Data entries -

<<<<

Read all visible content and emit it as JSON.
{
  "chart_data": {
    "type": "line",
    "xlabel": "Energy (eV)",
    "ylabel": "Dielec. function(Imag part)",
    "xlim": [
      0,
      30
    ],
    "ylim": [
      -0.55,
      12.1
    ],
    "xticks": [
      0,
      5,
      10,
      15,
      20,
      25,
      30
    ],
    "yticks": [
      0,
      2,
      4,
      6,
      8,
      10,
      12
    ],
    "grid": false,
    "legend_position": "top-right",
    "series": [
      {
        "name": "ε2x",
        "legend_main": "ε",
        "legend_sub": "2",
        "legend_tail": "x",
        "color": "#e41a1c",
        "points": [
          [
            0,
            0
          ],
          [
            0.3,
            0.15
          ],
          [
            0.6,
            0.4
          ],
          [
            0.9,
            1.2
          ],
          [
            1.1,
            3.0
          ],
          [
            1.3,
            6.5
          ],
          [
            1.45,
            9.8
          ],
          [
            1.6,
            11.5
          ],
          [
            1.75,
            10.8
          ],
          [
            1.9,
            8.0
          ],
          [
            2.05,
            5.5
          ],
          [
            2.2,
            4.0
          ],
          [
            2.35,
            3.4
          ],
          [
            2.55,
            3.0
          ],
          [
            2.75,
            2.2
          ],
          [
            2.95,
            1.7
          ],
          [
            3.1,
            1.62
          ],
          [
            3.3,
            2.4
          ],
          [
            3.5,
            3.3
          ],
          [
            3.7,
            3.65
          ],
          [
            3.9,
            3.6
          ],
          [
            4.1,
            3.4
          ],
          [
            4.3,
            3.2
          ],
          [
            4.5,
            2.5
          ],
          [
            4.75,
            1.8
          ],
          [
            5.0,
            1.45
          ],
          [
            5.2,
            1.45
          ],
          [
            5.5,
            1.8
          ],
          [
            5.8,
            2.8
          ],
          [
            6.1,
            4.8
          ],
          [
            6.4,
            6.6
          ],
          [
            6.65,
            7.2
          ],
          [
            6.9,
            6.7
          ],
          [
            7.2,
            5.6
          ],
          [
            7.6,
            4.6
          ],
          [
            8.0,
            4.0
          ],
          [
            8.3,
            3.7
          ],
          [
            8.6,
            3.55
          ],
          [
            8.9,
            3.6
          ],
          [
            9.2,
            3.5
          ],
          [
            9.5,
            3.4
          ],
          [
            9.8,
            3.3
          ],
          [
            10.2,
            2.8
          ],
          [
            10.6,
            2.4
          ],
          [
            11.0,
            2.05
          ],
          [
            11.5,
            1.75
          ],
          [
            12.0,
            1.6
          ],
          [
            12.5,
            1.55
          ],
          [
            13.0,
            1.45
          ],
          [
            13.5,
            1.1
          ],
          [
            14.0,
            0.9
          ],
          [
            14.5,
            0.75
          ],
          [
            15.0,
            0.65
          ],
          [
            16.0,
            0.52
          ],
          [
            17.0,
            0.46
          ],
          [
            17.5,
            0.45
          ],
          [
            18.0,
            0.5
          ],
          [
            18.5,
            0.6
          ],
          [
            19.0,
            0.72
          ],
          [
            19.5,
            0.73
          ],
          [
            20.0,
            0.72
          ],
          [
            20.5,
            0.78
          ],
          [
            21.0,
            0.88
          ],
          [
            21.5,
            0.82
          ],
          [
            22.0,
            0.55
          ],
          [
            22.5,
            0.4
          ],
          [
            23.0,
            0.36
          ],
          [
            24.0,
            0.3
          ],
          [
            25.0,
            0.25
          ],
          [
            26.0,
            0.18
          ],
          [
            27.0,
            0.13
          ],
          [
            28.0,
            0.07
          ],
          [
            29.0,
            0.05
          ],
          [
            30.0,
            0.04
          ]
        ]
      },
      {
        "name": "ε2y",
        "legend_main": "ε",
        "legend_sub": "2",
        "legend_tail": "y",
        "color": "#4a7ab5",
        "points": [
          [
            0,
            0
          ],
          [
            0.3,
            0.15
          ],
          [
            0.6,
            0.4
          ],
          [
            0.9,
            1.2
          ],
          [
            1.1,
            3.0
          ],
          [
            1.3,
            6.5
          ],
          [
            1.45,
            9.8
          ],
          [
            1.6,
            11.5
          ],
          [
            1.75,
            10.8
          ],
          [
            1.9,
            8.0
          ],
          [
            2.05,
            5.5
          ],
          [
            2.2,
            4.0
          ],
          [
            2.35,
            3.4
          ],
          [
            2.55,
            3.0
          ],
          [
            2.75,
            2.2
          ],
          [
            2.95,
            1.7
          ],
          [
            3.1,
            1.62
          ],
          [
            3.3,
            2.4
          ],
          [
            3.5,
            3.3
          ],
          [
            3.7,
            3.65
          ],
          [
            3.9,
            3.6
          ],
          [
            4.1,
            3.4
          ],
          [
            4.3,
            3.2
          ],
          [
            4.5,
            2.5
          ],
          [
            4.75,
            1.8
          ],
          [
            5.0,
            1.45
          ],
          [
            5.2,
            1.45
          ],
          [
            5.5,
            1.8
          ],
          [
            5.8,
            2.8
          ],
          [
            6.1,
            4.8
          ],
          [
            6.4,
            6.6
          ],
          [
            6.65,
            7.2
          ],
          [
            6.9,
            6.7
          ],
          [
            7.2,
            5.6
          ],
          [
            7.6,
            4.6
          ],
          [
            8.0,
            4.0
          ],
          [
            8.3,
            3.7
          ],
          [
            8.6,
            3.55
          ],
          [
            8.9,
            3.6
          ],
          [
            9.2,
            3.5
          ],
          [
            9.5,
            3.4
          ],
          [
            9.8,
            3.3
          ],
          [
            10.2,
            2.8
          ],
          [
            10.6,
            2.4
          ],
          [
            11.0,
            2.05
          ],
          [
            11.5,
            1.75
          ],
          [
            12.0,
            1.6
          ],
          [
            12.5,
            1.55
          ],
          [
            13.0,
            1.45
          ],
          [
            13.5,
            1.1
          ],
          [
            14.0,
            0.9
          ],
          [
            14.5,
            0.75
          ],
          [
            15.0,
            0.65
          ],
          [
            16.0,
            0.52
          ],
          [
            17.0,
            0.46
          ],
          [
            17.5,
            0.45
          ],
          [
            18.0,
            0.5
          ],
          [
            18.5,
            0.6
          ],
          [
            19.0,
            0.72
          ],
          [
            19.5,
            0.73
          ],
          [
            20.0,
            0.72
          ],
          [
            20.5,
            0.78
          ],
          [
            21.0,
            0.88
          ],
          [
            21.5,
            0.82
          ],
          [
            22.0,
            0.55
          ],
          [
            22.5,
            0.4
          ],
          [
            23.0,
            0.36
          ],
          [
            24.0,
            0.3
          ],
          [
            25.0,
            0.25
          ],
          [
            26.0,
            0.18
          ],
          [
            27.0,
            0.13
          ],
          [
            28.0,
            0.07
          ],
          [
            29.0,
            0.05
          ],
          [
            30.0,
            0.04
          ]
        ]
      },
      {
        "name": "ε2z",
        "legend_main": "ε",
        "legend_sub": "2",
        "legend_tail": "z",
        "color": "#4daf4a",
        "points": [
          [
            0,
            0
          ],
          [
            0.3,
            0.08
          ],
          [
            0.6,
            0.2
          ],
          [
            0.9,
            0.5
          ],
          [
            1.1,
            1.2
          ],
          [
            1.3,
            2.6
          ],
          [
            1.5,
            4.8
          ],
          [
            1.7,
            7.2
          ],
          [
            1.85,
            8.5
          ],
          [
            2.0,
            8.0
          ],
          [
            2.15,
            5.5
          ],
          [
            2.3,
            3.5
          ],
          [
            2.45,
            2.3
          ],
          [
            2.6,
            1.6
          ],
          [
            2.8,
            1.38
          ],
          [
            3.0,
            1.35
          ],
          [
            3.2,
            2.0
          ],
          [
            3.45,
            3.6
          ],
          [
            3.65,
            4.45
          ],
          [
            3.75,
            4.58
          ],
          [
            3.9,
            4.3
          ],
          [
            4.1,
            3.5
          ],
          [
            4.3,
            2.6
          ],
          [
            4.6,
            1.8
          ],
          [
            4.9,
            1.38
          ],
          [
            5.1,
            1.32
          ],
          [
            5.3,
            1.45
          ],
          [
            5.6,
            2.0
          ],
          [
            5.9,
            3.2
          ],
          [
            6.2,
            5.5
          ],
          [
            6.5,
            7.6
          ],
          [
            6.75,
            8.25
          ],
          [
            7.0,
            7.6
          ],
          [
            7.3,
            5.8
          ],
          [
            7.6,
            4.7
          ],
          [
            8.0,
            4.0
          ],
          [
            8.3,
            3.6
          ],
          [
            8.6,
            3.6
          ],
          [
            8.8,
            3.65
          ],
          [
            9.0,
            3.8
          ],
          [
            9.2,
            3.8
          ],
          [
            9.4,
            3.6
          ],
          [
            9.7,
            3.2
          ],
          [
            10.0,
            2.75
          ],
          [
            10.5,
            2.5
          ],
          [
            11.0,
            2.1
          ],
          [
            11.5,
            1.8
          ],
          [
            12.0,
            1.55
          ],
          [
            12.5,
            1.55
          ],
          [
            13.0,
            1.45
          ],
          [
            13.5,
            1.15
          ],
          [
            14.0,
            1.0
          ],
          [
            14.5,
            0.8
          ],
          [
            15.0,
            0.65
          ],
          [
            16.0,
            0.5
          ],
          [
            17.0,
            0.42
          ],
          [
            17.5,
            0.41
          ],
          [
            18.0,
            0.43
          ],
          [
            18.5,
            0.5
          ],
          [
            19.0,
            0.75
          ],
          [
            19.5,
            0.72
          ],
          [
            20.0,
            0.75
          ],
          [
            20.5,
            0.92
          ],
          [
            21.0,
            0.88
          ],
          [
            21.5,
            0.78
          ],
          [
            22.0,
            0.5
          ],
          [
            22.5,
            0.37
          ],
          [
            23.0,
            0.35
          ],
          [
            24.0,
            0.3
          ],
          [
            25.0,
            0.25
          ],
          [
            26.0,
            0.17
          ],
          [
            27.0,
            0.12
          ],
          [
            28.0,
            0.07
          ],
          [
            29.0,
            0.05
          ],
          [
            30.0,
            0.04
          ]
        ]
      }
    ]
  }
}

>>>>

Exercise - Give the number of lines above that hold the word "color", and nothing more.

Correct output - 3